**TASK TO COMPLETE**.
Search the material below for the word "this". Copy every line that has it.

**DATA FOR THE TASK**.
----

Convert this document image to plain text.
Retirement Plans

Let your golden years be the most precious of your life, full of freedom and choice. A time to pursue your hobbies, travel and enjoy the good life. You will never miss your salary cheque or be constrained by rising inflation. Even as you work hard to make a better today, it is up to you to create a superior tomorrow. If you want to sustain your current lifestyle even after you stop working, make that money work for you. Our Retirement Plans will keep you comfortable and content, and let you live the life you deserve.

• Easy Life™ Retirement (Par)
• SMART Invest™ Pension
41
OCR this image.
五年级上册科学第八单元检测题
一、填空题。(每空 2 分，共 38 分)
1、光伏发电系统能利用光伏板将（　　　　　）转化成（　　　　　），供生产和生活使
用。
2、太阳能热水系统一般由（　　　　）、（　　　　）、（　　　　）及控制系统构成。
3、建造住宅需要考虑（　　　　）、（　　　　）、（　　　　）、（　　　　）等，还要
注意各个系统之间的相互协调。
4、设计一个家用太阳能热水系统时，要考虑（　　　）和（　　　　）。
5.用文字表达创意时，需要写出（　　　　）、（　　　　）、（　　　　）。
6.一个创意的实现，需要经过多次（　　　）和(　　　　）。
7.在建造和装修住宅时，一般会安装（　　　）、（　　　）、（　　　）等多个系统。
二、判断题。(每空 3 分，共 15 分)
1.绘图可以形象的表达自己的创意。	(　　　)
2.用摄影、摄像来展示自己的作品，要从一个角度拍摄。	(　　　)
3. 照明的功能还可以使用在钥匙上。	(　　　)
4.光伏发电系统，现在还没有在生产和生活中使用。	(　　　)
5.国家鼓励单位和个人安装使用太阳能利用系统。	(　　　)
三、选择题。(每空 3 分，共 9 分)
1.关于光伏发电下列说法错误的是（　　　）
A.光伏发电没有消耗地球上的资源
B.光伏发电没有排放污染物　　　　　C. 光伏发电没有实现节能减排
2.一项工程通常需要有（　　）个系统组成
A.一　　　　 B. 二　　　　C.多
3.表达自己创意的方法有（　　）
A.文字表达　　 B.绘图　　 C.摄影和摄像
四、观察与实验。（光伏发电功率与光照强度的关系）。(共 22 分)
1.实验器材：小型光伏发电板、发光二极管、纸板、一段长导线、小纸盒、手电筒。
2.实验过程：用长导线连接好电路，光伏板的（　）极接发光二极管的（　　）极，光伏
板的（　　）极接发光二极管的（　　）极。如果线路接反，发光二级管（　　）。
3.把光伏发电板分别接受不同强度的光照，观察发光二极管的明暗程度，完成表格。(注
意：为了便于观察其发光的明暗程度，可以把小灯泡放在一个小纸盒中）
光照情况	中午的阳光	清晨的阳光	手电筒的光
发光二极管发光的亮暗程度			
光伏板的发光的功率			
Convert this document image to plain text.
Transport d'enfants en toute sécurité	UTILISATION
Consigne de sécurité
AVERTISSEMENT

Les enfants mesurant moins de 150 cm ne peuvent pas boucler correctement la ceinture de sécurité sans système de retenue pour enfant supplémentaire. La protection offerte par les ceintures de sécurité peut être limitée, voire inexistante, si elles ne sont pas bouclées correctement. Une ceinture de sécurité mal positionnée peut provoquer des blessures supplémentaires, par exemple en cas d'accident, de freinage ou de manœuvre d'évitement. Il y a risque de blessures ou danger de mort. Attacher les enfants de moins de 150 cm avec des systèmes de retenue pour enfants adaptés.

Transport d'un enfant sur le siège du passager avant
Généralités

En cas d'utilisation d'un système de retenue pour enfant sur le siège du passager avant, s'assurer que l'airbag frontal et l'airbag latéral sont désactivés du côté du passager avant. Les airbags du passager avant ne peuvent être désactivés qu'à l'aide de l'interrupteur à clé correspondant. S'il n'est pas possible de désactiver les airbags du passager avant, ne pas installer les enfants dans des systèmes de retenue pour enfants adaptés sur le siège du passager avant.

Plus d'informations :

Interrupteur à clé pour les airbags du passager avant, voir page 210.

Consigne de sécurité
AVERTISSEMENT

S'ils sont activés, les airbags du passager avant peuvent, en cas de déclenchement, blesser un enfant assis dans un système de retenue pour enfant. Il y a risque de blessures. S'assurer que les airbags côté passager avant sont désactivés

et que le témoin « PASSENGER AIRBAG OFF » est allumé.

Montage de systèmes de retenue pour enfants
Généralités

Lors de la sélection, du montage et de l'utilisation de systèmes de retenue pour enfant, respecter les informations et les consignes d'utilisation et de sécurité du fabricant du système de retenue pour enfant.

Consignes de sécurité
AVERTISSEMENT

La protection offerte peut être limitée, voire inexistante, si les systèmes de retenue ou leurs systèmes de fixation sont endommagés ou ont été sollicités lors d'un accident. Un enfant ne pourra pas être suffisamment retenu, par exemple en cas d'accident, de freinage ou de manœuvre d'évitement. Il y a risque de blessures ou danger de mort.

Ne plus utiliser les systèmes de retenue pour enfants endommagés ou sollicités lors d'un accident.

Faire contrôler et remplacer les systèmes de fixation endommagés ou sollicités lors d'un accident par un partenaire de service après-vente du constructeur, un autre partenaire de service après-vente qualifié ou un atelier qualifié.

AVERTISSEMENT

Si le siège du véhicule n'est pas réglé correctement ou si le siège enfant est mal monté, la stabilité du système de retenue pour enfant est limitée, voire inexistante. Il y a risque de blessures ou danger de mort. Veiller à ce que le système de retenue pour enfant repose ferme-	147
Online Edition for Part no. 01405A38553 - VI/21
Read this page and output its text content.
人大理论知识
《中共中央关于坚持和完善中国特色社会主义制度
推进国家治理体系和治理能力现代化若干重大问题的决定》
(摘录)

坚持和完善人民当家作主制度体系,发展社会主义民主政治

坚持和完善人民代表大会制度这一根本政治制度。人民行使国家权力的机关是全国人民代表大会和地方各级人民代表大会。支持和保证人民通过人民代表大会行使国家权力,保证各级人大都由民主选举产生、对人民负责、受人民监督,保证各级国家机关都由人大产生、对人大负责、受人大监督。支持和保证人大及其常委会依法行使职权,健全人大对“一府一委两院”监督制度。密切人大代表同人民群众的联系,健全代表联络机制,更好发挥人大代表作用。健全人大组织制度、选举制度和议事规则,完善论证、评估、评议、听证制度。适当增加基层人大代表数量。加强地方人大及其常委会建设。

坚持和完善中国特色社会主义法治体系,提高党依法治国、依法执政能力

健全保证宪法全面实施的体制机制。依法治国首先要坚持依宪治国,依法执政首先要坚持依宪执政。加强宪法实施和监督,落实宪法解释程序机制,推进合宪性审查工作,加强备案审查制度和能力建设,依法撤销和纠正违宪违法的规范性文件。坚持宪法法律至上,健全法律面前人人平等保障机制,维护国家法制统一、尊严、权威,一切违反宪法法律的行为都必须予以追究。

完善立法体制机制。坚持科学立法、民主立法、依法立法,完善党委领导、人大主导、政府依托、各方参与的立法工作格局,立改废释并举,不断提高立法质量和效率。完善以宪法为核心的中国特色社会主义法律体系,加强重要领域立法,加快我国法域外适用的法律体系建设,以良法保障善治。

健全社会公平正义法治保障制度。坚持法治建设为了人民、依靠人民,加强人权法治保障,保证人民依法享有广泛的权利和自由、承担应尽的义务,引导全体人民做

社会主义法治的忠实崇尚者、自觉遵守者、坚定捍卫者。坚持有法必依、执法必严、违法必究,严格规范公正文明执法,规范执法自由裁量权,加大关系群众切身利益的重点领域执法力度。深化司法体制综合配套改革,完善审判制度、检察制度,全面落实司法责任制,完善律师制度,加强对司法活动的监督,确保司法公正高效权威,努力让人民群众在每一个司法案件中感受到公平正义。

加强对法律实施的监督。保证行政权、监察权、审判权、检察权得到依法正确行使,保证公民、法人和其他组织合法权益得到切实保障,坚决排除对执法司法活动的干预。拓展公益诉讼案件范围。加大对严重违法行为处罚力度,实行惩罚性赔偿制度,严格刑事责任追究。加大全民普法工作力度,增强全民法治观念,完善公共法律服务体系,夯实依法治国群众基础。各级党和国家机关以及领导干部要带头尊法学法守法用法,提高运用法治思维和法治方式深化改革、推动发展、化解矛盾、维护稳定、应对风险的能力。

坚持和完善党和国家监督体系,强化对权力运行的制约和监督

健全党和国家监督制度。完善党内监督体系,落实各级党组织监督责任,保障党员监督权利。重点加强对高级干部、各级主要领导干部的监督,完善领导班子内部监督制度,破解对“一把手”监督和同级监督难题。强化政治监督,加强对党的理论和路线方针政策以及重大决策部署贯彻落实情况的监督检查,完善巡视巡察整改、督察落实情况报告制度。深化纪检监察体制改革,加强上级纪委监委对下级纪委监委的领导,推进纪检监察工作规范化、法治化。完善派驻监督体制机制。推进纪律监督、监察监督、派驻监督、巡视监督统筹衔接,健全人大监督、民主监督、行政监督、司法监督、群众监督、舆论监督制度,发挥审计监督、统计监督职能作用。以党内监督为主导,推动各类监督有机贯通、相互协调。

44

----

**WORKED SOLUTION**.
Convert this document image to plain text.
OCR this image.
Convert this document image to plain text.
Read this page and output its text content.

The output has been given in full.